**A block of data:**
---

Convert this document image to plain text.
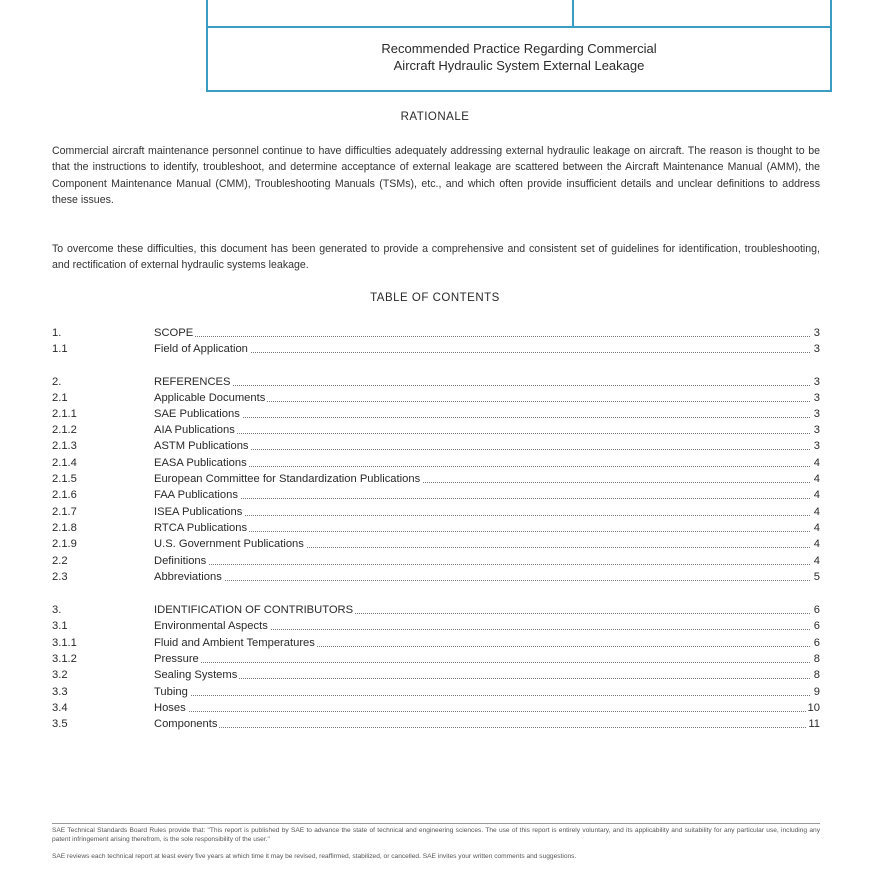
Recommended Practice Regarding Commercial
Aircraft Hydraulic System External Leakage
RATIONALE
Commercial aircraft maintenance personnel continue to have difficulties adequately addressing external hydraulic leakage on aircraft. The reason is thought to be that the instructions to identify, troubleshoot, and determine acceptance of external leakage are scattered between the Aircraft Maintenance Manual (AMM), the Component Maintenance Manual (CMM), Troubleshooting Manuals (TSMs), etc., and which often provide insufficient details and unclear definitions to address these issues.
To overcome these difficulties, this document has been generated to provide a comprehensive and consistent set of guidelines for identification, troubleshooting, and rectification of external hydraulic systems leakage.
TABLE OF CONTENTS
1.	SCOPE	3
1.1	Field of Application	3
2.	REFERENCES	3
2.1	Applicable Documents	3
2.1.1	SAE Publications	3
2.1.2	AIA Publications	3
2.1.3	ASTM Publications	3
2.1.4	EASA Publications	4
2.1.5	European Committee for Standardization Publications	4
2.1.6	FAA Publications	4
2.1.7	ISEA Publications	4
2.1.8	RTCA Publications	4
2.1.9	U.S. Government Publications	4
2.2	Definitions	4
2.3	Abbreviations	5
3.	IDENTIFICATION OF CONTRIBUTORS	6
3.1	Environmental Aspects	6
3.1.1	Fluid and Ambient Temperatures	6
3.1.2	Pressure	8
3.2	Sealing Systems	8
3.3	Tubing	9
3.4	Hoses	10
3.5	Components	11
SAE Technical Standards Board Rules provide that: "This report is published by SAE to advance the state of technical and engineering sciences. The use of this report is entirely voluntary, and its applicability and suitability for any particular use, including any patent infringement arising therefrom, is the sole responsibility of the user."
SAE reviews each technical report at least every five years at which time it may be revised, reaffirmed, stabilized, or cancelled. SAE invites your written comments and suggestions.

---

**TASK DETAILS:**
Give all the lines above again, character for character, without pictures.

**TASK OUTPUT:**
Convert this document image to plain text.
Recommended Practice Regarding Commercial
Aircraft Hydraulic System External Leakage
RATIONALE
Commercial aircraft maintenance personnel continue to have difficulties adequately addressing external hydraulic leakage on aircraft. The reason is thought to be that the instructions to identify, troubleshoot, and determine acceptance of external leakage are scattered between the Aircraft Maintenance Manual (AMM), the Component Maintenance Manual (CMM), Troubleshooting Manuals (TSMs), etc., and which often provide insufficient details and unclear definitions to address these issues.
To overcome these difficulties, this document has been generated to provide a comprehensive and consistent set of guidelines for identification, troubleshooting, and rectification of external hydraulic systems leakage.
TABLE OF CONTENTS
1.	SCOPE	3
1.1	Field of Application	3
2.	REFERENCES	3
2.1	Applicable Documents	3
2.1.1	SAE Publications	3
2.1.2	AIA Publications	3
2.1.3	ASTM Publications	3
2.1.4	EASA Publications	4
2.1.5	European Committee for Standardization Publications	4
2.1.6	FAA Publications	4
2.1.7	ISEA Publications	4
2.1.8	RTCA Publications	4
2.1.9	U.S. Government Publications	4
2.2	Definitions	4
2.3	Abbreviations	5
3.	IDENTIFICATION OF CONTRIBUTORS	6
3.1	Environmental Aspects	6
3.1.1	Fluid and Ambient Temperatures	6
3.1.2	Pressure	8
3.2	Sealing Systems	8
3.3	Tubing	9
3.4	Hoses	10
3.5	Components	11
SAE Technical Standards Board Rules provide that: "This report is published by SAE to advance the state of technical and engineering sciences. The use of this report is entirely voluntary, and its applicability and suitability for any particular use, including any patent infringement arising therefrom, is the sole responsibility of the user."
SAE reviews each technical report at least every five years at which time it may be revised, reaffirmed, stabilized, or cancelled. SAE invites your written comments and suggestions.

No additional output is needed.